* [YOUR TASK]:
Write out every entry exactly as it appears.

##### TASK DATA #####

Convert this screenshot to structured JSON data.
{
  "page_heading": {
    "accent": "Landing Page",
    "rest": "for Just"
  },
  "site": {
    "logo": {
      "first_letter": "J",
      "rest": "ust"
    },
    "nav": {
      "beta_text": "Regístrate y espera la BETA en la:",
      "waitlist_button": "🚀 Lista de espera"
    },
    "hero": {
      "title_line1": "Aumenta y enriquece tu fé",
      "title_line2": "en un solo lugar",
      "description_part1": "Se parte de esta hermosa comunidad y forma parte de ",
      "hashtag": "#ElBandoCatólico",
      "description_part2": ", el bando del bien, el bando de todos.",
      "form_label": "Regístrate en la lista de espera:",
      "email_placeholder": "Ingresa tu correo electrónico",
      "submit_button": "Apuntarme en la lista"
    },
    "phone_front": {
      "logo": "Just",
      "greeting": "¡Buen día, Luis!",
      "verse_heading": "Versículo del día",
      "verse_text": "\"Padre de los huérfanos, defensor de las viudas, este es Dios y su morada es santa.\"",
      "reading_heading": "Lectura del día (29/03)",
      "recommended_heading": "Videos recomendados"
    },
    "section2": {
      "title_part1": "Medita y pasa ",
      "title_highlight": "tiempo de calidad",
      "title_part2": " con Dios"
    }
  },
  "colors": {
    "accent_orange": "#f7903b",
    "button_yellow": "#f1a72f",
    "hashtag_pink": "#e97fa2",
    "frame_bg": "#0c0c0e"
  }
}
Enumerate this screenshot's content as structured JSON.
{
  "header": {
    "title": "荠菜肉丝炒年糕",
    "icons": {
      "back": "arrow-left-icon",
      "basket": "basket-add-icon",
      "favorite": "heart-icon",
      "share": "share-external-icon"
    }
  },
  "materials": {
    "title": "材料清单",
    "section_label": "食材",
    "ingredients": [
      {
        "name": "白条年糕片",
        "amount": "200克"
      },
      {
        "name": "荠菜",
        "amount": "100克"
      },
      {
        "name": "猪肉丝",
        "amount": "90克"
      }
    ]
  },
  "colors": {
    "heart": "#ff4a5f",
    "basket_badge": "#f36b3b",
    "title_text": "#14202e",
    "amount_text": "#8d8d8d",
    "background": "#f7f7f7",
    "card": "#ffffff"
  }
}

#####

* [IN RESPONSE]:
Convert this screenshot to structured JSON data.
{
  "page_heading": {
    "accent": "Landing Page",
    "rest": "for Just"
  },
  "site": {
    "logo": {
      "first_letter": "J",
      "rest": "ust"
    },
    "nav": {
      "beta_text": "Regístrate y espera la BETA en la:",
      "waitlist_button": "🚀 Lista de espera"
    },
    "hero": {
      "title_line1": "Aumenta y enriquece tu fé",
      "title_line2": "en un solo lugar",
      "description_part1": "Se parte de esta hermosa comunidad y forma parte de ",
      "hashtag": "#ElBandoCatólico",
      "description_part2": ", el bando del bien, el bando de todos.",
      "form_label": "Regístrate en la lista de espera:",
      "email_placeholder": "Ingresa tu correo electrónico",
      "submit_button": "Apuntarme en la lista"
    },
    "phone_front": {
      "logo": "Just",
      "greeting": "¡Buen día, Luis!",
      "verse_heading": "Versículo del día",
      "verse_text": "\"Padre de los huérfanos, defensor de las viudas, este es Dios y su morada es santa.\"",
      "reading_heading": "Lectura del día (29/03)",
      "recommended_heading": "Videos recomendados"
    },
    "section2": {
      "title_part1": "Medita y pasa ",
      "title_highlight": "tiempo de calidad",
      "title_part2": " con Dios"
    }
  },
  "colors": {
    "accent_orange": "#f7903b",
    "button_yellow": "#f1a72f",
    "hashtag_pink": "#e97fa2",
    "frame_bg": "#0c0c0e"
  }
}
Enumerate this screenshot's content as structured JSON.
{
  "header": {
    "title": "荠菜肉丝炒年糕",
    "icons": {
      "back": "arrow-left-icon",
      "basket": "basket-add-icon",
      "favorite": "heart-icon",
      "share": "share-external-icon"
    }
  },
  "materials": {
    "title": "材料清单",
    "section_label": "食材",
    "ingredients": [
      {
        "name": "白条年糕片",
        "amount": "200克"
      },
      {
        "name": "荠菜",
        "amount": "100克"
      },
      {
        "name": "猪肉丝",
        "amount": "90克"
      }
    ]
  },
  "colors": {
    "heart": "#ff4a5f",
    "basket_badge": "#f36b3b",
    "title_text": "#14202e",
    "amount_text": "#8d8d8d",
    "background": "#f7f7f7",
    "card": "#ffffff"
  }
}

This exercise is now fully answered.